╭─ MATERIAL PROVIDED

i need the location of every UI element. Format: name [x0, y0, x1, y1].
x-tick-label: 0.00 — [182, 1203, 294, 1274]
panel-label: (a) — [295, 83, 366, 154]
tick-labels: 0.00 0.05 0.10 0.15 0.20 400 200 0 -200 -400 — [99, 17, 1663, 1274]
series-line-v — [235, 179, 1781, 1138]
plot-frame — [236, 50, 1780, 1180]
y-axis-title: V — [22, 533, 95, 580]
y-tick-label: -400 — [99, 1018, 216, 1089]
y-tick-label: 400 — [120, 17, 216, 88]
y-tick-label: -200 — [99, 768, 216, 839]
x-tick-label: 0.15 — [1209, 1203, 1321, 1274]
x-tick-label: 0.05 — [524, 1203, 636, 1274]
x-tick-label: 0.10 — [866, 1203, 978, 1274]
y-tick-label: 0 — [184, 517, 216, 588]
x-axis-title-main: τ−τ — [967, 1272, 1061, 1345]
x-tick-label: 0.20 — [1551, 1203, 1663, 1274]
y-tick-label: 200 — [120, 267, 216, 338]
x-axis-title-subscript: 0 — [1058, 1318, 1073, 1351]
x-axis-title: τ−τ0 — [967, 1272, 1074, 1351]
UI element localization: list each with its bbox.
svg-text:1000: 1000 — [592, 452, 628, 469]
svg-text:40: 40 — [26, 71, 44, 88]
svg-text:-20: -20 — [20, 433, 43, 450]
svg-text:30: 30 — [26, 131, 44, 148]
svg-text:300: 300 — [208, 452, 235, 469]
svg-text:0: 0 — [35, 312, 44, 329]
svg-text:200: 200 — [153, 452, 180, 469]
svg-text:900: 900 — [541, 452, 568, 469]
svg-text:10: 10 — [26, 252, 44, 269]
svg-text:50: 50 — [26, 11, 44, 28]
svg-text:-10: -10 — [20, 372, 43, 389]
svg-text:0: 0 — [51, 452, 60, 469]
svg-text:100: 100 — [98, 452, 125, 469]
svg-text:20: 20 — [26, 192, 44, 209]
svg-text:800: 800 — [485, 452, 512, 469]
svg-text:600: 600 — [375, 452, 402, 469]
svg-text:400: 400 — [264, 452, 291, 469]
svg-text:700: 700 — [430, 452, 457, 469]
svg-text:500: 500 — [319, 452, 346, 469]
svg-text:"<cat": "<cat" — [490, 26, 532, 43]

╰─

- [EXERCISE BRIEF] Copy the items word for word, from the very first line down to and including the line that contains "x-tick-label: 0.05 — [524, 1203, 636, 1274]".

- [WRITTEN ANSWER]
i need the location of every UI element. Format: name [x0, y0, x1, y1].
x-tick-label: 0.00 — [182, 1203, 294, 1274]
panel-label: (a) — [295, 83, 366, 154]
tick-labels: 0.00 0.05 0.10 0.15 0.20 400 200 0 -200 -400 — [99, 17, 1663, 1274]
series-line-v — [235, 179, 1781, 1138]
plot-frame — [236, 50, 1780, 1180]
y-axis-title: V — [22, 533, 95, 580]
y-tick-label: -400 — [99, 1018, 216, 1089]
y-tick-label: 400 — [120, 17, 216, 88]
y-tick-label: -200 — [99, 768, 216, 839]
x-tick-label: 0.15 — [1209, 1203, 1321, 1274]
x-tick-label: 0.05 — [524, 1203, 636, 1274]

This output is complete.